About this exercise — Only lines that contain the string "gnomADStructuralVariants" should be returned from the material below.

Source material below:

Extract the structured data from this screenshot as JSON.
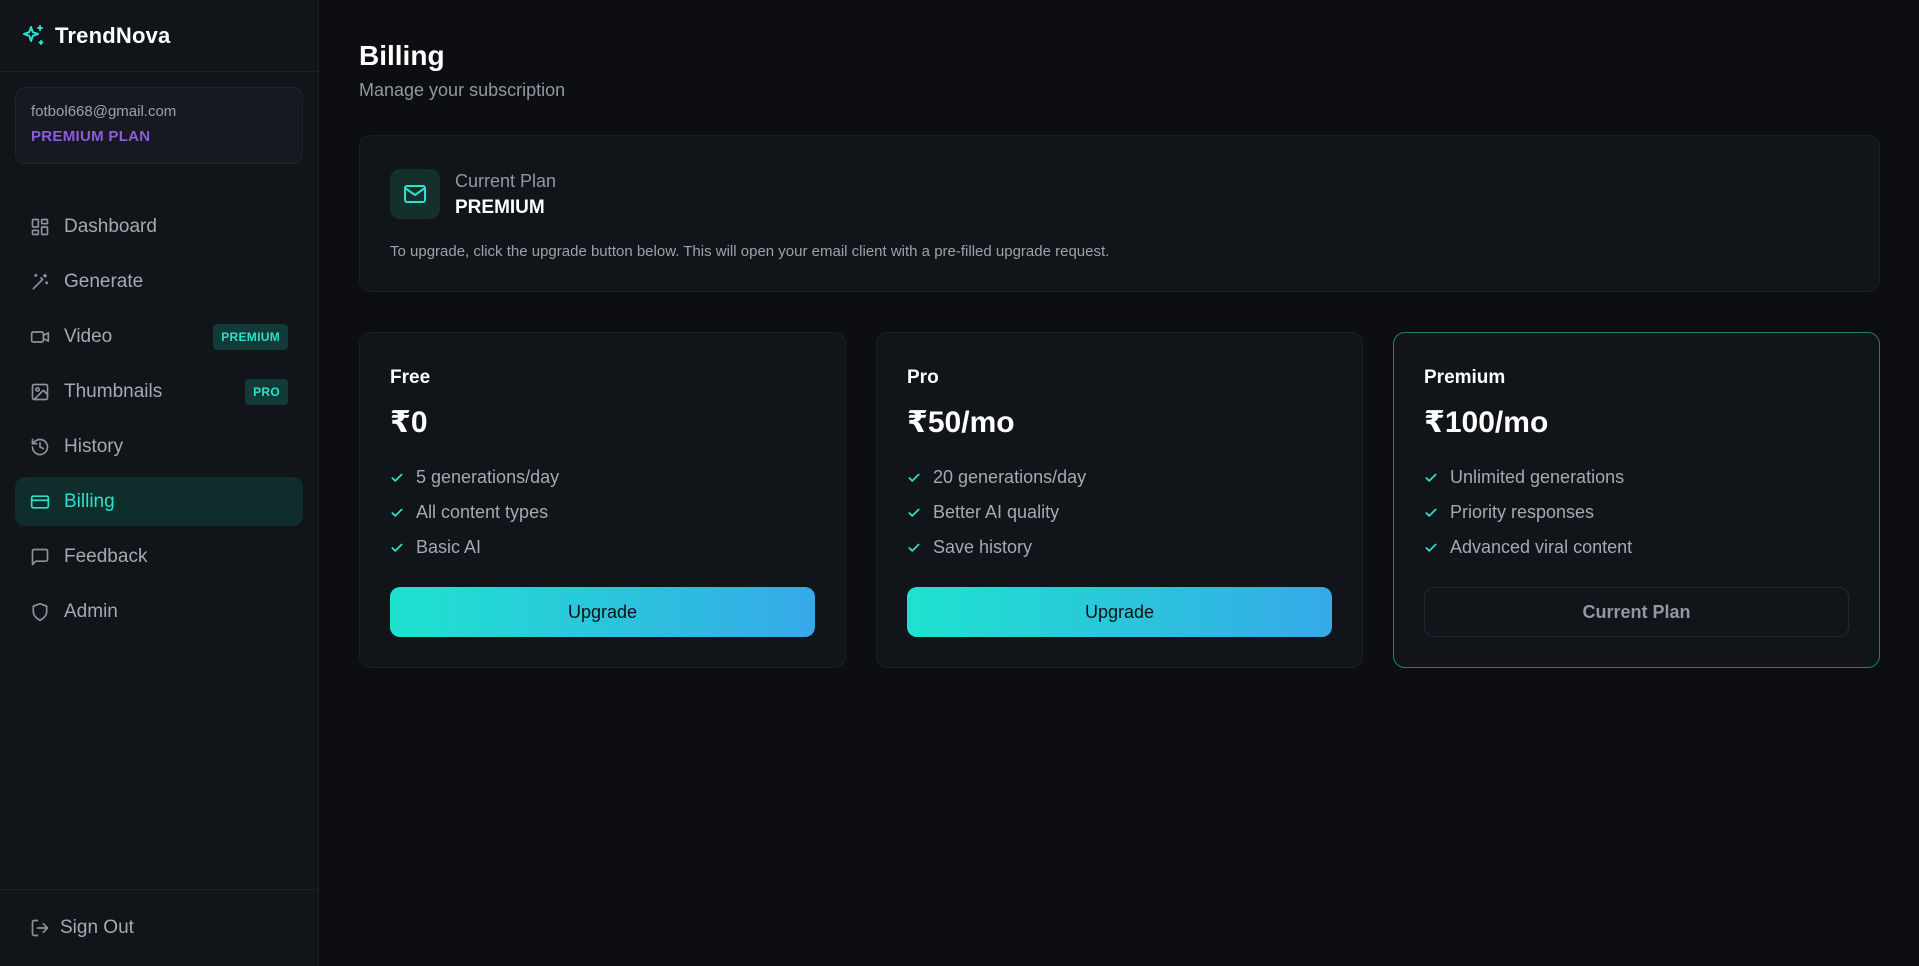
{
  "brand": {
    "name": "TrendNova",
    "icon": "sparkles-icon"
  },
  "account": {
    "email": "fotbol668@gmail.com",
    "plan": "PREMIUM PLAN"
  },
  "nav": [
    {
      "label": "Dashboard",
      "icon": "grid-icon",
      "active": false,
      "badge": ""
    },
    {
      "label": "Generate",
      "icon": "magic-wand-icon",
      "active": false,
      "badge": ""
    },
    {
      "label": "Video",
      "icon": "video-icon",
      "active": false,
      "badge": "PREMIUM"
    },
    {
      "label": "Thumbnails",
      "icon": "image-icon",
      "active": false,
      "badge": "PRO"
    },
    {
      "label": "History",
      "icon": "history-icon",
      "active": false,
      "badge": ""
    },
    {
      "label": "Billing",
      "icon": "credit-card-icon",
      "active": true,
      "badge": ""
    },
    {
      "label": "Feedback",
      "icon": "message-square-icon",
      "active": false,
      "badge": ""
    },
    {
      "label": "Admin",
      "icon": "shield-icon",
      "active": false,
      "badge": ""
    }
  ],
  "sign_out": {
    "label": "Sign Out",
    "icon": "log-out-icon"
  },
  "page": {
    "title": "Billing",
    "subtitle": "Manage your subscription"
  },
  "current_plan": {
    "label": "Current Plan",
    "value": "PREMIUM",
    "icon": "mail-icon",
    "note": "To upgrade, click the upgrade button below. This will open your email client with a pre-filled upgrade request."
  },
  "plans": [
    {
      "name": "Free",
      "price": "₹0",
      "features": [
        "5 generations/day",
        "All content types",
        "Basic AI"
      ],
      "button": "Upgrade",
      "is_current": false
    },
    {
      "name": "Pro",
      "price": "₹50/mo",
      "features": [
        "20 generations/day",
        "Better AI quality",
        "Save history"
      ],
      "button": "Upgrade",
      "is_current": false
    },
    {
      "name": "Premium",
      "price": "₹100/mo",
      "features": [
        "Unlimited generations",
        "Priority responses",
        "Advanced viral content"
      ],
      "button": "Current Plan",
      "is_current": true
    }
  ],
  "colors": {
    "accent": "#2ee0cb",
    "plan_purple": "#8d5bde",
    "background": "#0c0e12"
  }
}
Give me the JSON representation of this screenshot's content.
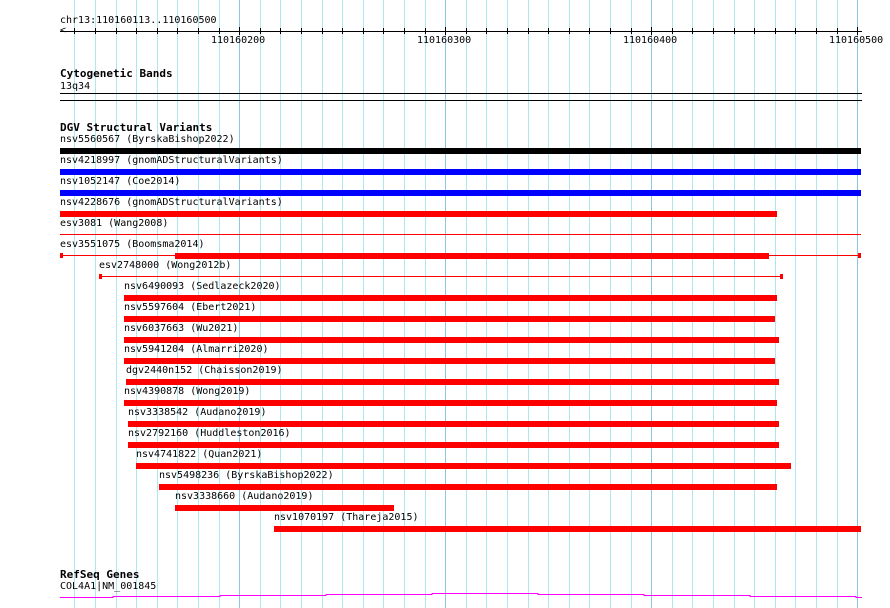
{
  "view": {
    "chrom": "chr13",
    "start": 110160113,
    "end": 110160500,
    "location_label": "chr13:110160113..110160500"
  },
  "ruler": {
    "major_ticks": [
      110160200,
      110160300,
      110160400,
      110160500
    ]
  },
  "tracks": {
    "cytoband": {
      "title": "Cytogenetic Bands",
      "band": "13q34"
    },
    "dgv": {
      "title": "DGV Structural Variants"
    },
    "refseq": {
      "title": "RefSeq Genes",
      "gene": "COL4A1|NM_001845"
    }
  },
  "colors": {
    "red": "#ff0000",
    "blue": "#0000ff",
    "black": "#000000",
    "gene": "#ff00ff"
  },
  "variants": [
    {
      "label": "nsv5560567 (ByrskaBishop2022)",
      "start": 110160113,
      "end": 110160502,
      "color": "black",
      "style": "thick"
    },
    {
      "label": "nsv4218997 (gnomADStructuralVariants)",
      "start": 110160113,
      "end": 110160502,
      "color": "blue",
      "style": "thick"
    },
    {
      "label": "nsv1052147 (Coe2014)",
      "start": 110160113,
      "end": 110160502,
      "color": "blue",
      "style": "thick"
    },
    {
      "label": "nsv4228676 (gnomADStructuralVariants)",
      "start": 110160113,
      "end": 110160461,
      "color": "red",
      "style": "thick"
    },
    {
      "label": "esv3081 (Wang2008)",
      "start": 110160113,
      "end": 110160502,
      "color": "red",
      "style": "thin"
    },
    {
      "label": "esv3551075 (Boomsma2014)",
      "start": 110160113,
      "end": 110160502,
      "color": "red",
      "style": "capped",
      "thick_start": 110160169,
      "thick_end": 110160457
    },
    {
      "label": "esv2748000 (Wong2012b)",
      "start": 110160132,
      "end": 110160464,
      "color": "red",
      "style": "capped"
    },
    {
      "label": "nsv6490093 (Sedlazeck2020)",
      "start": 110160144,
      "end": 110160461,
      "color": "red",
      "style": "thick"
    },
    {
      "label": "nsv5597604 (Ebert2021)",
      "start": 110160144,
      "end": 110160460,
      "color": "red",
      "style": "thick"
    },
    {
      "label": "nsv6037663 (Wu2021)",
      "start": 110160144,
      "end": 110160462,
      "color": "red",
      "style": "thick"
    },
    {
      "label": "nsv5941204 (Almarri2020)",
      "start": 110160144,
      "end": 110160460,
      "color": "red",
      "style": "thick"
    },
    {
      "label": "dgv2440n152 (Chaisson2019)",
      "start": 110160145,
      "end": 110160462,
      "color": "red",
      "style": "thick"
    },
    {
      "label": "nsv4390878 (Wong2019)",
      "start": 110160144,
      "end": 110160461,
      "color": "red",
      "style": "thick"
    },
    {
      "label": "nsv3338542 (Audano2019)",
      "start": 110160146,
      "end": 110160462,
      "color": "red",
      "style": "thick"
    },
    {
      "label": "nsv2792160 (Huddleston2016)",
      "start": 110160146,
      "end": 110160462,
      "color": "red",
      "style": "thick"
    },
    {
      "label": "nsv4741822 (Quan2021)",
      "start": 110160150,
      "end": 110160468,
      "color": "red",
      "style": "thick"
    },
    {
      "label": "nsv5498236 (ByrskaBishop2022)",
      "start": 110160161,
      "end": 110160461,
      "color": "red",
      "style": "thick"
    },
    {
      "label": "nsv3338660 (Audano2019)",
      "start": 110160169,
      "end": 110160275,
      "color": "red",
      "style": "thick"
    },
    {
      "label": "nsv1070197 (Thareja2015)",
      "start": 110160217,
      "end": 110160502,
      "color": "red",
      "style": "thick"
    }
  ]
}
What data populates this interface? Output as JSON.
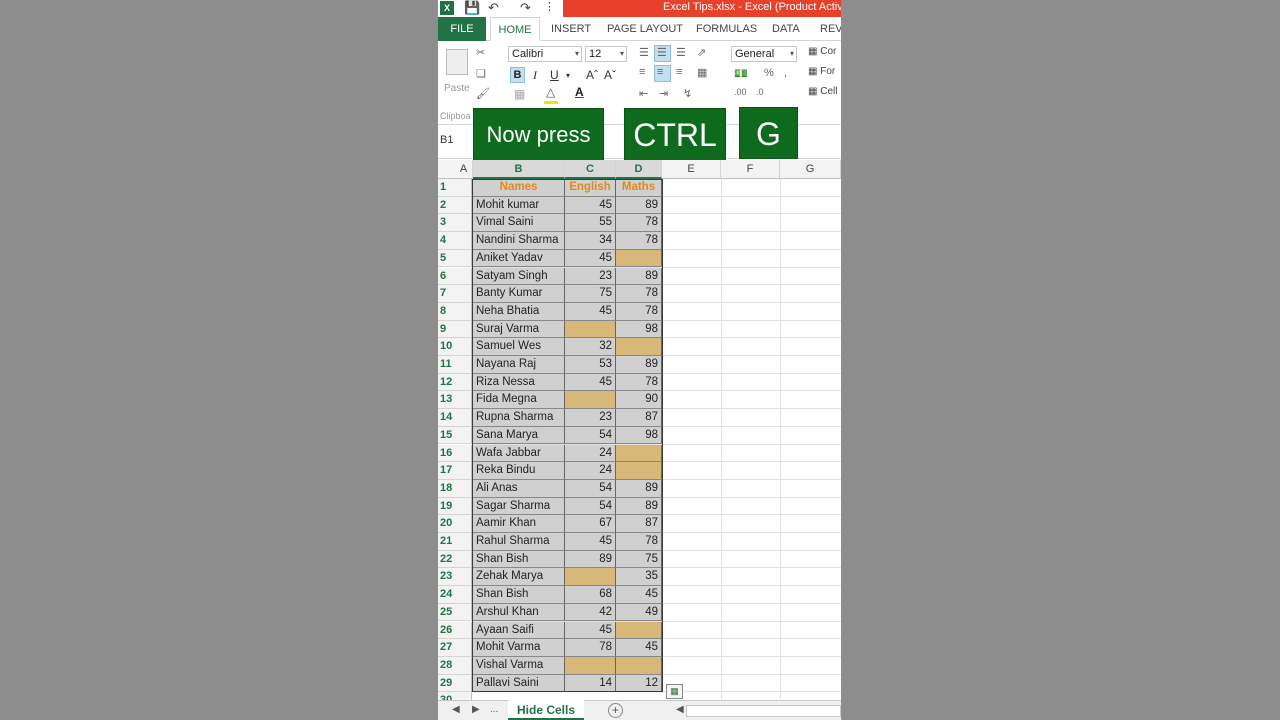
{
  "window": {
    "title": "Excel Tips.xlsx - Excel (Product Activ"
  },
  "ribbon": {
    "tabs": [
      "FILE",
      "HOME",
      "INSERT",
      "PAGE LAYOUT",
      "FORMULAS",
      "DATA",
      "REV"
    ],
    "paste_label": "Paste",
    "clipboard_label": "Clipboa",
    "font_name": "Calibri",
    "font_size": "12",
    "number_format": "General",
    "side_buttons": [
      "Cor",
      "For",
      "Cell"
    ]
  },
  "formula_bar": {
    "name_box": "B1"
  },
  "overlay": {
    "key1": "Now press",
    "key2": "CTRL",
    "key3": "G"
  },
  "columns": [
    "A",
    "B",
    "C",
    "D",
    "E",
    "F",
    "G"
  ],
  "row_numbers": [
    "1",
    "2",
    "3",
    "4",
    "5",
    "6",
    "7",
    "8",
    "9",
    "10",
    "11",
    "12",
    "13",
    "14",
    "15",
    "16",
    "17",
    "18",
    "19",
    "20",
    "21",
    "22",
    "23",
    "24",
    "25",
    "26",
    "27",
    "28",
    "29",
    "30"
  ],
  "table": {
    "headers": [
      "Names",
      "English",
      "Maths"
    ],
    "rows": [
      [
        "Mohit kumar",
        "45",
        "89"
      ],
      [
        "Vimal Saini",
        "55",
        "78"
      ],
      [
        "Nandini Sharma",
        "34",
        "78"
      ],
      [
        "Aniket Yadav",
        "45",
        ""
      ],
      [
        "Satyam Singh",
        "23",
        "89"
      ],
      [
        "Banty Kumar",
        "75",
        "78"
      ],
      [
        "Neha Bhatia",
        "45",
        "78"
      ],
      [
        "Suraj Varma",
        "",
        "98"
      ],
      [
        "Samuel Wes",
        "32",
        ""
      ],
      [
        "Nayana Raj",
        "53",
        "89"
      ],
      [
        "Riza Nessa",
        "45",
        "78"
      ],
      [
        "Fida Megna",
        "",
        "90"
      ],
      [
        "Rupna Sharma",
        "23",
        "87"
      ],
      [
        "Sana Marya",
        "54",
        "98"
      ],
      [
        "Wafa Jabbar",
        "24",
        ""
      ],
      [
        "Reka Bindu",
        "24",
        ""
      ],
      [
        "Ali Anas",
        "54",
        "89"
      ],
      [
        "Sagar Sharma",
        "54",
        "89"
      ],
      [
        "Aamir Khan",
        "67",
        "87"
      ],
      [
        "Rahul Sharma",
        "45",
        "78"
      ],
      [
        "Shan Bish",
        "89",
        "75"
      ],
      [
        "Zehak Marya",
        "",
        "35"
      ],
      [
        "Shan Bish",
        "68",
        "45"
      ],
      [
        "Arshul Khan",
        "42",
        "49"
      ],
      [
        "Ayaan Saifi",
        "45",
        ""
      ],
      [
        "Mohit Varma",
        "78",
        "45"
      ],
      [
        "Vishal Varma",
        "",
        ""
      ],
      [
        "Pallavi Saini",
        "14",
        "12"
      ]
    ]
  },
  "sheet_tabs": {
    "active": "Hide Cells",
    "more": "..."
  },
  "colors": {
    "excel_green": "#217346",
    "header_orange": "#e0891c",
    "blank_fill": "#d8b878",
    "overlay_green": "#0e6b1d"
  }
}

End of Source material.

Solution —
      "label": "nsv4218997 (gnomADStructuralVariants)",
      "label": "nsv4228676 (gnomADStructuralVariants)",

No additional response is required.